• [해야 할 일]
아래 항목에서 "numerator" 문자열이 들어 있는 줄을 모두 찾아 그대로 돌려주세요. 대소문자가 다르면 같은 문자열로 보지 않습니다.

• [제공된 항목]
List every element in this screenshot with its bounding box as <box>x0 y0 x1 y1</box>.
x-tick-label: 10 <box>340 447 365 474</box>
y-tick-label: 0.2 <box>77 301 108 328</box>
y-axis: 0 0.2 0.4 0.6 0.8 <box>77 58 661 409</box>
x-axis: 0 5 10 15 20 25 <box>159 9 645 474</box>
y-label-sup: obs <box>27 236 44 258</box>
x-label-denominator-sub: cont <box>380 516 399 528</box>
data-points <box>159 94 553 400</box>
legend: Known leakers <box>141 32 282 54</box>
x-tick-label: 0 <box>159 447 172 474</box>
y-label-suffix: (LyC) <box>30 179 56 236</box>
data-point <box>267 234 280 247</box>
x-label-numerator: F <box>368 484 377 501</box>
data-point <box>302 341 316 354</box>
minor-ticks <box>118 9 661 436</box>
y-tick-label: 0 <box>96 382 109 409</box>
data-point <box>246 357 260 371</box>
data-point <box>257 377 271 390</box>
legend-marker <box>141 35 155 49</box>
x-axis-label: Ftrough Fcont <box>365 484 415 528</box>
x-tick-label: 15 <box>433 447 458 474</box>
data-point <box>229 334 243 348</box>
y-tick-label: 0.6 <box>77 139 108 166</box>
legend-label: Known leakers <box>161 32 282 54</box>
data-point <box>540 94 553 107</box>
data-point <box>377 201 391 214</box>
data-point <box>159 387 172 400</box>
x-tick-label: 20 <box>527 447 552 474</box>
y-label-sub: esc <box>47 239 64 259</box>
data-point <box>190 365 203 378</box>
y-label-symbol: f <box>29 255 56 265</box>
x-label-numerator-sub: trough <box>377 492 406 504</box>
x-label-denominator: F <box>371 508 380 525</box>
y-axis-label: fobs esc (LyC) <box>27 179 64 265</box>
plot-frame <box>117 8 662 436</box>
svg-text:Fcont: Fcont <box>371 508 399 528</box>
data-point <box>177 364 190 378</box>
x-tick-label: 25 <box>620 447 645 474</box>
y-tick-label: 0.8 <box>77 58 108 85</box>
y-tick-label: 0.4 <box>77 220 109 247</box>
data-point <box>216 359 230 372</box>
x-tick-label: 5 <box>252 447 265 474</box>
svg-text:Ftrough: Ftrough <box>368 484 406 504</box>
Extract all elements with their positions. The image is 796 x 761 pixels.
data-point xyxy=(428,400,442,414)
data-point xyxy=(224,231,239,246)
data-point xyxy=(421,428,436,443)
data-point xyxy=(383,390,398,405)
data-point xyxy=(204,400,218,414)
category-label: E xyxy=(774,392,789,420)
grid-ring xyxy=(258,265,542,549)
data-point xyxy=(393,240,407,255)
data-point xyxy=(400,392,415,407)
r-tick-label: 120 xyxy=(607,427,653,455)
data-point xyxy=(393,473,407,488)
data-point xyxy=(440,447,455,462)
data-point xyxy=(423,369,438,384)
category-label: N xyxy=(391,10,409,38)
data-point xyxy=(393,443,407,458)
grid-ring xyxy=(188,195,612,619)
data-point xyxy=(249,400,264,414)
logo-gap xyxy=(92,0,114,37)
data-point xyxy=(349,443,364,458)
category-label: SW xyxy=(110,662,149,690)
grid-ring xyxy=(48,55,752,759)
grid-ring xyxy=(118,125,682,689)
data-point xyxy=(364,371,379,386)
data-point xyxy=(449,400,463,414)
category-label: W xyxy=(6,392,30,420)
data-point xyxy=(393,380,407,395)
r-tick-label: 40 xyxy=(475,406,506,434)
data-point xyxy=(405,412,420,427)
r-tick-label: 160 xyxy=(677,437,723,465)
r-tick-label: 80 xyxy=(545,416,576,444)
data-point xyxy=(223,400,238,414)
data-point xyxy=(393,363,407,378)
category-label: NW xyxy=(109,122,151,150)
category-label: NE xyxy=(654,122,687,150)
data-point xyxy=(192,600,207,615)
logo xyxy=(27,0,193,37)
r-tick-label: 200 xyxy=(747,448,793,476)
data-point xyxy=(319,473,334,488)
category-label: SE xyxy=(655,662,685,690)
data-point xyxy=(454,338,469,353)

• [실습 결과]
x-label-numerator: F <box>368 484 377 501</box>
x-label-numerator-sub: trough <box>377 492 406 504</box>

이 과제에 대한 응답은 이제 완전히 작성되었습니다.